[Extracts from a graphics dataset]
Begin
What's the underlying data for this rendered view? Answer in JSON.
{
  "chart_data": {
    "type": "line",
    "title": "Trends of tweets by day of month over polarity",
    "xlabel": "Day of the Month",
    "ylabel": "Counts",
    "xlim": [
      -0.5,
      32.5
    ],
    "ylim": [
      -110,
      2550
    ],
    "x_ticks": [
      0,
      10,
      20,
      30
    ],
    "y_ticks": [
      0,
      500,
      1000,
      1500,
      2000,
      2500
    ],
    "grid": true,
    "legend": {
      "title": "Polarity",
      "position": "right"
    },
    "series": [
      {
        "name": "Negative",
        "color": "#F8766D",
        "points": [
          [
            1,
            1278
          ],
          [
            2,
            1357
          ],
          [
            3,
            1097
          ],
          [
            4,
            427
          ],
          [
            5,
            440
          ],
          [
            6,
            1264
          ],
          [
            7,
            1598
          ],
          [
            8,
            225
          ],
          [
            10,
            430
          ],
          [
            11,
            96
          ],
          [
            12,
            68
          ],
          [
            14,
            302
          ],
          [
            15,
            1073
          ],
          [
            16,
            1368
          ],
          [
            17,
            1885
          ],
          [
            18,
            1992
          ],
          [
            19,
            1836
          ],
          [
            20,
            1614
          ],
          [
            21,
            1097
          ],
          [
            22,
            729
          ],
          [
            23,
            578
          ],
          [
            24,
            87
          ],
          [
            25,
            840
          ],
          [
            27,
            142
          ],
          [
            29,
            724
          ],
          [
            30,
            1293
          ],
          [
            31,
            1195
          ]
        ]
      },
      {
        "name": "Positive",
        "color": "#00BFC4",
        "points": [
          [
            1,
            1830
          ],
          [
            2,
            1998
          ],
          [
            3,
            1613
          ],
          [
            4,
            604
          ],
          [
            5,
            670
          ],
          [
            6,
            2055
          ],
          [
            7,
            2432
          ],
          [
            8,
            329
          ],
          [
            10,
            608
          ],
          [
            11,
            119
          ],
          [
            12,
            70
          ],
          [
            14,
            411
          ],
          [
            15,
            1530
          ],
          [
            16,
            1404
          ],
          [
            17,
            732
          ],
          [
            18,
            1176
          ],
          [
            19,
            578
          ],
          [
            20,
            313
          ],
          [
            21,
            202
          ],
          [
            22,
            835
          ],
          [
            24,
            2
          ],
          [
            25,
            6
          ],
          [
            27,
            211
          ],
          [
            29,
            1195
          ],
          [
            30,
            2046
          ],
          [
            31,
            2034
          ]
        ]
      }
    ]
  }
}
End
WHAT IS REQUIRED —
Every entry should be output exactly as written, please.

EXPECTED ANSWER —
What's the underlying data for this rendered view? Answer in JSON.
{
  "chart_data": {
    "type": "line",
    "title": "Trends of tweets by day of month over polarity",
    "xlabel": "Day of the Month",
    "ylabel": "Counts",
    "xlim": [
      -0.5,
      32.5
    ],
    "ylim": [
      -110,
      2550
    ],
    "x_ticks": [
      0,
      10,
      20,
      30
    ],
    "y_ticks": [
      0,
      500,
      1000,
      1500,
      2000,
      2500
    ],
    "grid": true,
    "legend": {
      "title": "Polarity",
      "position": "right"
    },
    "series": [
      {
        "name": "Negative",
        "color": "#F8766D",
        "points": [
          [
            1,
            1278
          ],
          [
            2,
            1357
          ],
          [
            3,
            1097
          ],
          [
            4,
            427
          ],
          [
            5,
            440
          ],
          [
            6,
            1264
          ],
          [
            7,
            1598
          ],
          [
            8,
            225
          ],
          [
            10,
            430
          ],
          [
            11,
            96
          ],
          [
            12,
            68
          ],
          [
            14,
            302
          ],
          [
            15,
            1073
          ],
          [
            16,
            1368
          ],
          [
            17,
            1885
          ],
          [
            18,
            1992
          ],
          [
            19,
            1836
          ],
          [
            20,
            1614
          ],
          [
            21,
            1097
          ],
          [
            22,
            729
          ],
          [
            23,
            578
          ],
          [
            24,
            87
          ],
          [
            25,
            840
          ],
          [
            27,
            142
          ],
          [
            29,
            724
          ],
          [
            30,
            1293
          ],
          [
            31,
            1195
          ]
        ]
      },
      {
        "name": "Positive",
        "color": "#00BFC4",
        "points": [
          [
            1,
            1830
          ],
          [
            2,
            1998
          ],
          [
            3,
            1613
          ],
          [
            4,
            604
          ],
          [
            5,
            670
          ],
          [
            6,
            2055
          ],
          [
            7,
            2432
          ],
          [
            8,
            329
          ],
          [
            10,
            608
          ],
          [
            11,
            119
          ],
          [
            12,
            70
          ],
          [
            14,
            411
          ],
          [
            15,
            1530
          ],
          [
            16,
            1404
          ],
          [
            17,
            732
          ],
          [
            18,
            1176
          ],
          [
            19,
            578
          ],
          [
            20,
            313
          ],
          [
            21,
            202
          ],
          [
            22,
            835
          ],
          [
            24,
            2
          ],
          [
            25,
            6
          ],
          [
            27,
            211
          ],
          [
            29,
            1195
          ],
          [
            30,
            2046
          ],
          [
            31,
            2034
          ]
        ]
      }
    ]
  }
}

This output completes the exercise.